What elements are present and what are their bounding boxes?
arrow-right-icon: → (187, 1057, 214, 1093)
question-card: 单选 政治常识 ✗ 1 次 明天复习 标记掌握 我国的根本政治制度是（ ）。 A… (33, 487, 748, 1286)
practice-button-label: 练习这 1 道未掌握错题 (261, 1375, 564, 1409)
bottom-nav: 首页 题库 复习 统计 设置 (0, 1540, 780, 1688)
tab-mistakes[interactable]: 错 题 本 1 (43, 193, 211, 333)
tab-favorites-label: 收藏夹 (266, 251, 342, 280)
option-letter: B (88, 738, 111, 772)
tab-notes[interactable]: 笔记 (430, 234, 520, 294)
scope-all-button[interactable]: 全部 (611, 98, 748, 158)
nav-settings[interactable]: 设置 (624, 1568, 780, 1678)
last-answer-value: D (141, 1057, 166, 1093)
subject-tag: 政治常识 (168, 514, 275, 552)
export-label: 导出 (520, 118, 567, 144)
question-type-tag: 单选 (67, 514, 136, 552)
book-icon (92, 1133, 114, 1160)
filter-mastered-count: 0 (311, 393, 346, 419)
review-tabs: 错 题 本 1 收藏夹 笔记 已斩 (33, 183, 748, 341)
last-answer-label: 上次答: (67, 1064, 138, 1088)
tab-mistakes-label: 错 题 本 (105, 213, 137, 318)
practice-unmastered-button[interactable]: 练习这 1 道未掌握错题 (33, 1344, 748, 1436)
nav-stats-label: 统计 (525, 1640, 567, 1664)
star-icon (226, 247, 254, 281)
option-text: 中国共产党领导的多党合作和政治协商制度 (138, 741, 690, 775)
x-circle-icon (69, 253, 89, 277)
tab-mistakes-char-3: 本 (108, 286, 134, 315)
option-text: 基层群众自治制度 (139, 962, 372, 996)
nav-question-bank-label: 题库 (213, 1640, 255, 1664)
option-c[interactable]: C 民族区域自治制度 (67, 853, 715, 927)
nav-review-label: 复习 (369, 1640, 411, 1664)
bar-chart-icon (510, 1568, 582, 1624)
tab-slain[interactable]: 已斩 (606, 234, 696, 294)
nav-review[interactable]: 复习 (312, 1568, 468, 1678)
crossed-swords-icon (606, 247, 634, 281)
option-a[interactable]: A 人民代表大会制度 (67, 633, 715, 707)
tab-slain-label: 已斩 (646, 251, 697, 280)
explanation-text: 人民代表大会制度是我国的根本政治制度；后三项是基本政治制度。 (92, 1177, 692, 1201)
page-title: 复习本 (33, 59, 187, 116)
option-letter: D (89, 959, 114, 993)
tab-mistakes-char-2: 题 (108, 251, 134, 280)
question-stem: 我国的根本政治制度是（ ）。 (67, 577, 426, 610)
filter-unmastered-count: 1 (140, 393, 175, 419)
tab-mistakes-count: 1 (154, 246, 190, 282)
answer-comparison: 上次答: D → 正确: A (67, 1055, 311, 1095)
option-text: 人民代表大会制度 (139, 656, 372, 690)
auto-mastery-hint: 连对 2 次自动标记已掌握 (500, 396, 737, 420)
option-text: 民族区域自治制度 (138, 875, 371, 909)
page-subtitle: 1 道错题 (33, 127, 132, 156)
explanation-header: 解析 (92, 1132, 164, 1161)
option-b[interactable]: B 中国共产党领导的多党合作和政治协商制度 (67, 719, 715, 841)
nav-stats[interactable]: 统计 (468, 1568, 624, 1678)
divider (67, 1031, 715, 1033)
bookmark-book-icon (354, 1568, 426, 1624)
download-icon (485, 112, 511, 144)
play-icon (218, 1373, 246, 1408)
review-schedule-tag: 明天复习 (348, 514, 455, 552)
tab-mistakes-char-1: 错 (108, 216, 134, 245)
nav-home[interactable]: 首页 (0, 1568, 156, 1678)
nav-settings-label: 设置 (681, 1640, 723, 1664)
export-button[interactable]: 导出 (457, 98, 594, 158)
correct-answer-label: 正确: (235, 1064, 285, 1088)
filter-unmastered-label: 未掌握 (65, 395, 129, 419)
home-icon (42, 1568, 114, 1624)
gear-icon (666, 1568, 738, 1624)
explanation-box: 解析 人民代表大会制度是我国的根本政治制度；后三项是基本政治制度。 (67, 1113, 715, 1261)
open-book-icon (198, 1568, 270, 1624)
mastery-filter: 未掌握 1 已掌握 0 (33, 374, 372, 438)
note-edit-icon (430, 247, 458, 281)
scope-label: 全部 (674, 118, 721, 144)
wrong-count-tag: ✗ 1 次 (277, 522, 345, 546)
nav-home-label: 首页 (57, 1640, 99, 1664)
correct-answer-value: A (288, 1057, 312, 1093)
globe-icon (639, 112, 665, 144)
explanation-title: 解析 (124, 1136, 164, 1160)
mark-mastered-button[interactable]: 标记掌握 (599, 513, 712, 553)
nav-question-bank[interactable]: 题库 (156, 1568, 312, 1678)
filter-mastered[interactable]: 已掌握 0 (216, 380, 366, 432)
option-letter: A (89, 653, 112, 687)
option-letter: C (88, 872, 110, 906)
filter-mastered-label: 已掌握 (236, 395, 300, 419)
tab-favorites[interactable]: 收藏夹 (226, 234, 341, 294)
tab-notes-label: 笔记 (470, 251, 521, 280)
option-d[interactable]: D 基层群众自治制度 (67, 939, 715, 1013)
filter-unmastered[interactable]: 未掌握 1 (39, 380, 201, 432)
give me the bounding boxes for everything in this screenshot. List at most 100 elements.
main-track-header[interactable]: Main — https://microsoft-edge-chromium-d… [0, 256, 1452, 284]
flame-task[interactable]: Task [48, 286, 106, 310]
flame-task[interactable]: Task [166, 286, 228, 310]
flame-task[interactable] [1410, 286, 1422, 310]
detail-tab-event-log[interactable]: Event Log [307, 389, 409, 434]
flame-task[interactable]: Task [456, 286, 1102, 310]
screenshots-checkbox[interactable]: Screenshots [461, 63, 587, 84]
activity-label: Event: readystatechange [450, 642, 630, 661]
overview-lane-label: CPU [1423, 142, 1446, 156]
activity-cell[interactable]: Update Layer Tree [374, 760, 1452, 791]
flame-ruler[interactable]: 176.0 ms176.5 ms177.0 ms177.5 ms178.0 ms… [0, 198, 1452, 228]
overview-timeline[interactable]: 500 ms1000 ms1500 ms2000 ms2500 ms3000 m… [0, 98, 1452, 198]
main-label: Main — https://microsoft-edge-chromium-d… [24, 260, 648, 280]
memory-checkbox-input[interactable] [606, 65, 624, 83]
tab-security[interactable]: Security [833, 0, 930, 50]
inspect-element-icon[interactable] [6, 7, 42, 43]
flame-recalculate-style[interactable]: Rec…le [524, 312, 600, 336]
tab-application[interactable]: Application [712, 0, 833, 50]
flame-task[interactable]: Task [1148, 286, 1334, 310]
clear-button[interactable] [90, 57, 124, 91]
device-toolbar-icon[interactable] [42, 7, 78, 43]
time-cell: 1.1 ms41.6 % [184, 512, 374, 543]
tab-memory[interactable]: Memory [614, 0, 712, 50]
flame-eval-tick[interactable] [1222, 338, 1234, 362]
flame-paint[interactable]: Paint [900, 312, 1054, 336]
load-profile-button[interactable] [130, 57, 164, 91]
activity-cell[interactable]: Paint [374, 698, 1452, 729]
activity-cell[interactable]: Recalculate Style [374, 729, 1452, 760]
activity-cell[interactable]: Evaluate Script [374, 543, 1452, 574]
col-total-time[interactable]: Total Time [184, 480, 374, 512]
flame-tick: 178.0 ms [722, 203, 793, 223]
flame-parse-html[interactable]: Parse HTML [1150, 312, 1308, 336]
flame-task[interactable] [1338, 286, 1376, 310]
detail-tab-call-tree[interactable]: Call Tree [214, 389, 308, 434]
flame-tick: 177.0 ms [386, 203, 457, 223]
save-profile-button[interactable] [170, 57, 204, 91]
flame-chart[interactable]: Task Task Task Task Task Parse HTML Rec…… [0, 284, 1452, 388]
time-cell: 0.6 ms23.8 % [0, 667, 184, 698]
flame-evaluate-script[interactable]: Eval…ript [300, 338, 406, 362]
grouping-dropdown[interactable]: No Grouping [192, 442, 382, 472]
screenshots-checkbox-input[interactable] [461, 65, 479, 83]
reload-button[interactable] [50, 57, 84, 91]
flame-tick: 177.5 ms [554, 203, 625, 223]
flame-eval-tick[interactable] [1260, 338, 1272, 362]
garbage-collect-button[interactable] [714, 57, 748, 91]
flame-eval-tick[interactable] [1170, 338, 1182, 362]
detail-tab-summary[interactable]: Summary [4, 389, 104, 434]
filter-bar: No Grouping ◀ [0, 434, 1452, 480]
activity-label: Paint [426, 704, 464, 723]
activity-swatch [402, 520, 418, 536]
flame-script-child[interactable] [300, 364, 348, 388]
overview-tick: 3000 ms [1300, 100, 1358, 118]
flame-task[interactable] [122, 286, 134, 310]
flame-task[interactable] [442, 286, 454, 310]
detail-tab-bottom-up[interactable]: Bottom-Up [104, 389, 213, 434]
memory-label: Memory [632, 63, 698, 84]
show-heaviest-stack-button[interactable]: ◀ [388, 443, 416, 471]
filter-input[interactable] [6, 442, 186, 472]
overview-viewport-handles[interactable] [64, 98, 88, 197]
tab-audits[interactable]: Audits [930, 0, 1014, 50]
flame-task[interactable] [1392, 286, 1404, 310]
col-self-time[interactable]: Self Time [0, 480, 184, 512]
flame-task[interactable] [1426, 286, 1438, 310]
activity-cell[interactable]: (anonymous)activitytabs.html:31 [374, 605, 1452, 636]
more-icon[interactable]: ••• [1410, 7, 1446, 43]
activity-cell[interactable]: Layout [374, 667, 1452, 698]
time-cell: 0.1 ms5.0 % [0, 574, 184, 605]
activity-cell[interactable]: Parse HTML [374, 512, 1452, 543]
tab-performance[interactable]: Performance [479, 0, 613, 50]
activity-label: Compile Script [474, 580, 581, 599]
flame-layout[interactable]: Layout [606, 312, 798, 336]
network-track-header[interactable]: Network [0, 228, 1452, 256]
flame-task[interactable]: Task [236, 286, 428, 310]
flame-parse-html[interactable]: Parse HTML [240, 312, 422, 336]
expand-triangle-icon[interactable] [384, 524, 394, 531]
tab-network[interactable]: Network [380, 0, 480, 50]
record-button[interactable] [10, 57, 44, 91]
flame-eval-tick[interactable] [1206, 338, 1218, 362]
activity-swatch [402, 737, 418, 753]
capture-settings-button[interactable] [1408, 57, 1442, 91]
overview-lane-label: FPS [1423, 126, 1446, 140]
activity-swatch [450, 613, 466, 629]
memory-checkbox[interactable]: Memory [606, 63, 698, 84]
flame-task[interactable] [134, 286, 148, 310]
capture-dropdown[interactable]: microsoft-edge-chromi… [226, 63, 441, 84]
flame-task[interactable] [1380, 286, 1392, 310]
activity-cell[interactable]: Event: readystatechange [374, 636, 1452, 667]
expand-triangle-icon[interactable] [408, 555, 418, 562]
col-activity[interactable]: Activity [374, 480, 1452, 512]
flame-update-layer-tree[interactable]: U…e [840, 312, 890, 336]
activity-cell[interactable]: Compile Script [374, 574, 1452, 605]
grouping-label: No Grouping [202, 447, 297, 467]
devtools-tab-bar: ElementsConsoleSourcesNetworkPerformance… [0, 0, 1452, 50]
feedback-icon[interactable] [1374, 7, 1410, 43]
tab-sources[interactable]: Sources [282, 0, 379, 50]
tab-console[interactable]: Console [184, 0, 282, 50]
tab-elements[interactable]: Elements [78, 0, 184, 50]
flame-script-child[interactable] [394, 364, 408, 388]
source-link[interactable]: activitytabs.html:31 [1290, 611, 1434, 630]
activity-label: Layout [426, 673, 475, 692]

◇ ◇ ◇ ◇ ◇

Challenge
Show each line of the data that contains the string "explanation", copying the full line.

Final result
explanation-text: 人民代表大会制度是我国的根本政治制度；后三项是基本政治制度。 (92, 1177, 692, 1201)
explanation-header: 解析 (92, 1132, 164, 1161)
explanation-box: 解析 人民代表大会制度是我国的根本政治制度；后三项是基本政治制度。 (67, 1113, 715, 1261)
explanation-title: 解析 (124, 1136, 164, 1160)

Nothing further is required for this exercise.